◆ **Exercise material**
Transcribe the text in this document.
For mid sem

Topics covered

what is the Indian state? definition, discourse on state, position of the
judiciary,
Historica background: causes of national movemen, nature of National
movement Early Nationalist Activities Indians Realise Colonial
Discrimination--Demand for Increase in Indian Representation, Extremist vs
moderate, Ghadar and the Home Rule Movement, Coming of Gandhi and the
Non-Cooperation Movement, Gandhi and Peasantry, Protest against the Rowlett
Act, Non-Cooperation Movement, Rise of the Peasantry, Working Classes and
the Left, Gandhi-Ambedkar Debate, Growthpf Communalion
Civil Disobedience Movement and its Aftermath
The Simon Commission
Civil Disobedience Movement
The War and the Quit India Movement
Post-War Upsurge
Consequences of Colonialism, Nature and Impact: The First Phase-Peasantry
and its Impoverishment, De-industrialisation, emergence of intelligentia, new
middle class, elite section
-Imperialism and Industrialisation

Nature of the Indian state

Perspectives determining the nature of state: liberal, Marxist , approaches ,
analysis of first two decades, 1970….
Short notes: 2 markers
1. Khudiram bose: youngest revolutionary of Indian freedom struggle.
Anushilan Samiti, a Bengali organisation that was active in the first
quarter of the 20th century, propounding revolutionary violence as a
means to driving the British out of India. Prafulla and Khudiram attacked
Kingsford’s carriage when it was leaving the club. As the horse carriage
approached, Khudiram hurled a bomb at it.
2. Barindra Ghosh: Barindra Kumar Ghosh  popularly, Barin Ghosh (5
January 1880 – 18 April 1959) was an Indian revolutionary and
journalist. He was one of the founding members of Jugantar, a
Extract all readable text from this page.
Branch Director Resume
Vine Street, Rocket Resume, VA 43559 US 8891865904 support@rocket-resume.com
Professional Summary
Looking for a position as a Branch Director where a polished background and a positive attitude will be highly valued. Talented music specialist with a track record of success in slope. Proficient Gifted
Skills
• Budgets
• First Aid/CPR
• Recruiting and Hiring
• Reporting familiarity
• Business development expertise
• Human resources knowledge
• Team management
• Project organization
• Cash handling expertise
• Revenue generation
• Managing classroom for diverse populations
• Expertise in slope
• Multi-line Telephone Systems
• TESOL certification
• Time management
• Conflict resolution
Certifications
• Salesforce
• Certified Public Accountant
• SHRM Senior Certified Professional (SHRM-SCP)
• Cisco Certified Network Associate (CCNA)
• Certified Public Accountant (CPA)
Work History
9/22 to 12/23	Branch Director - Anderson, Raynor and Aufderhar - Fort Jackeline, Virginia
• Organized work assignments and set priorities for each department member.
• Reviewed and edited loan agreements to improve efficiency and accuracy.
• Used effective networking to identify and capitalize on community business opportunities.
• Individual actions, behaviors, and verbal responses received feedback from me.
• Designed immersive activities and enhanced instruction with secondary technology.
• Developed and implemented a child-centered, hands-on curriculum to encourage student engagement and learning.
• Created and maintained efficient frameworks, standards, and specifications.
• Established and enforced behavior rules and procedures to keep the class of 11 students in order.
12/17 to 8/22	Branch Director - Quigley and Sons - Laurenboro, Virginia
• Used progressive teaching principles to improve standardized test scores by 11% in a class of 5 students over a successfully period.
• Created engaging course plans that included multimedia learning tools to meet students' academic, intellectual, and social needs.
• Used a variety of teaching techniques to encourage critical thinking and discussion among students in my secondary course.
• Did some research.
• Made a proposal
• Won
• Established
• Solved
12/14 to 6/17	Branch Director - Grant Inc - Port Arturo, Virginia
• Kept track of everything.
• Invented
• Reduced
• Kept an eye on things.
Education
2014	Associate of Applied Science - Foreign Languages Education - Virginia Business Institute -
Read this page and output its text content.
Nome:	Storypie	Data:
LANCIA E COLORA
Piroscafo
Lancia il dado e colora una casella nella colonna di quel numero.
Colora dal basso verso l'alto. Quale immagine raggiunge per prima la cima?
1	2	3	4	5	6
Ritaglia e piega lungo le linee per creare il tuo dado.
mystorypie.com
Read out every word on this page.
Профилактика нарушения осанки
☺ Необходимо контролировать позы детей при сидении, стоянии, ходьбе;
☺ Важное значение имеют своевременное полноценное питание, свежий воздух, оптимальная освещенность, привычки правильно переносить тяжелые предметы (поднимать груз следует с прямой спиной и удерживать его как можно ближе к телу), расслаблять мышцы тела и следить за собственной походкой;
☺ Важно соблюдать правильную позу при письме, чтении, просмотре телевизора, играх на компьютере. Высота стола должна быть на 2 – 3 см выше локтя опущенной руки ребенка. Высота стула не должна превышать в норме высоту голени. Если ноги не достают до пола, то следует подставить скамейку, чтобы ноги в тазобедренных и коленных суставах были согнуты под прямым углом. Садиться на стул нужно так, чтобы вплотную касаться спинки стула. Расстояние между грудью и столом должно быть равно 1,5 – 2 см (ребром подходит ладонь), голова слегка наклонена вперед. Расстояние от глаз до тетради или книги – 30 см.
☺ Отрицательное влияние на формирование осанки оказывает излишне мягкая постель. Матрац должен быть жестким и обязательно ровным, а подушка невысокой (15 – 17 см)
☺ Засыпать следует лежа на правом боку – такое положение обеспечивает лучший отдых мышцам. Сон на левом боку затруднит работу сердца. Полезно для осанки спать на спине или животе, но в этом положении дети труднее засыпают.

◆ **Stated goal**
Check each line of the entries above for the word "slope". List the ones that have it.

◆ **Answer in full**
Looking for a position as a Branch Director where a polished background and a positive attitude will be highly valued. Talented music specialist with a track record of success in slope. Proficient Gifted
• Expertise in slope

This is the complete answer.